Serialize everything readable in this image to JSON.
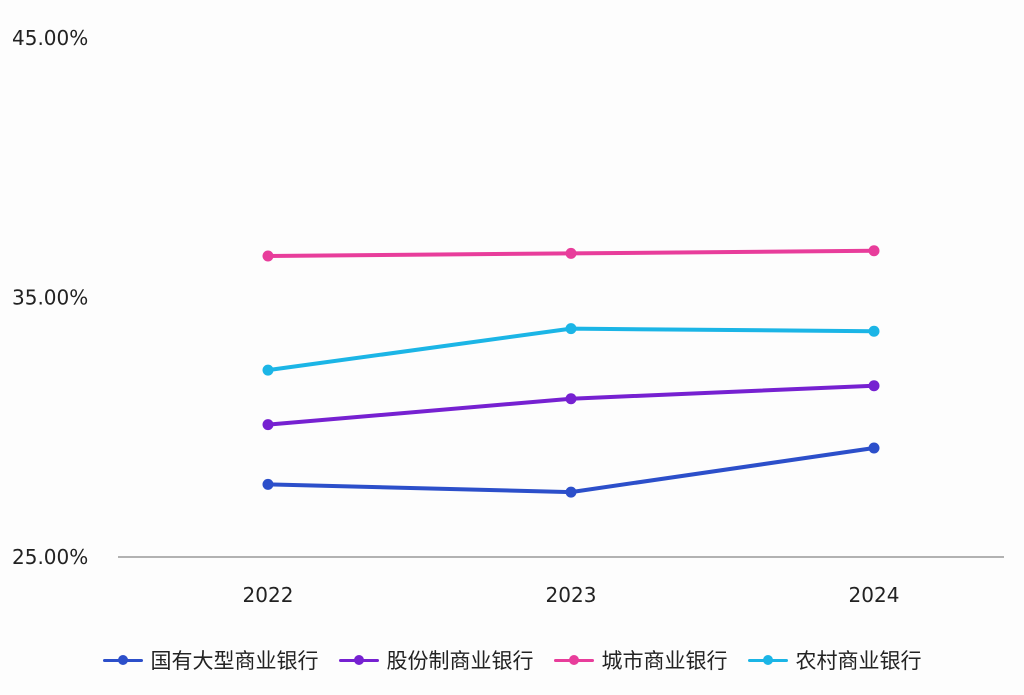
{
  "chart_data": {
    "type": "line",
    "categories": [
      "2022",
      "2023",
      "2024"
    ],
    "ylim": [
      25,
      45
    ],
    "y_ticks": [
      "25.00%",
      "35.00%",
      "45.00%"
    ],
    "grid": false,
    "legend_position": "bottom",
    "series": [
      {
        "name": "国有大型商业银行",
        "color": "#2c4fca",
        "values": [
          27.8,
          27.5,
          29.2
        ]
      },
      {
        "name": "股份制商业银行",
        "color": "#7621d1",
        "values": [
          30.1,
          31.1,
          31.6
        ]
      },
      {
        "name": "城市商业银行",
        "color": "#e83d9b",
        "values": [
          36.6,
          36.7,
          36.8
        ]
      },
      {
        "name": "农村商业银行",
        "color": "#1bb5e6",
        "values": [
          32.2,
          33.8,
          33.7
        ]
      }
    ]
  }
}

...

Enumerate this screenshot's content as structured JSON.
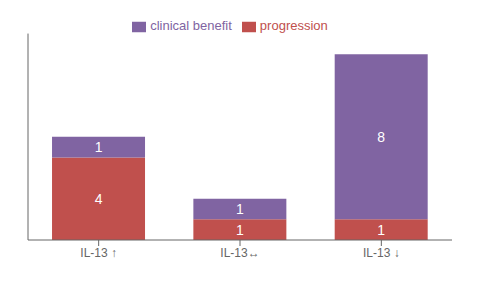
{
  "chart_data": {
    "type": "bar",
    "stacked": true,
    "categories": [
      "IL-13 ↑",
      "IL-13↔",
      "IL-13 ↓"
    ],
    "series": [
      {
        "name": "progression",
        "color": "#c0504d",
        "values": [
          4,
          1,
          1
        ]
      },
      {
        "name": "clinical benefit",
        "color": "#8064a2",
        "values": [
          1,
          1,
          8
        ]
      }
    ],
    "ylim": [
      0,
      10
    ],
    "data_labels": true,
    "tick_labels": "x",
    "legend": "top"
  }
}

Your objective:
Copy out every line of the listing that includes the string "name".

Worked solution:
        "name": "国有大型商业银行",
        "name": "股份制商业银行",
        "name": "城市商业银行",
        "name": "农村商业银行",
        "name": "progression",
        "name": "clinical benefit",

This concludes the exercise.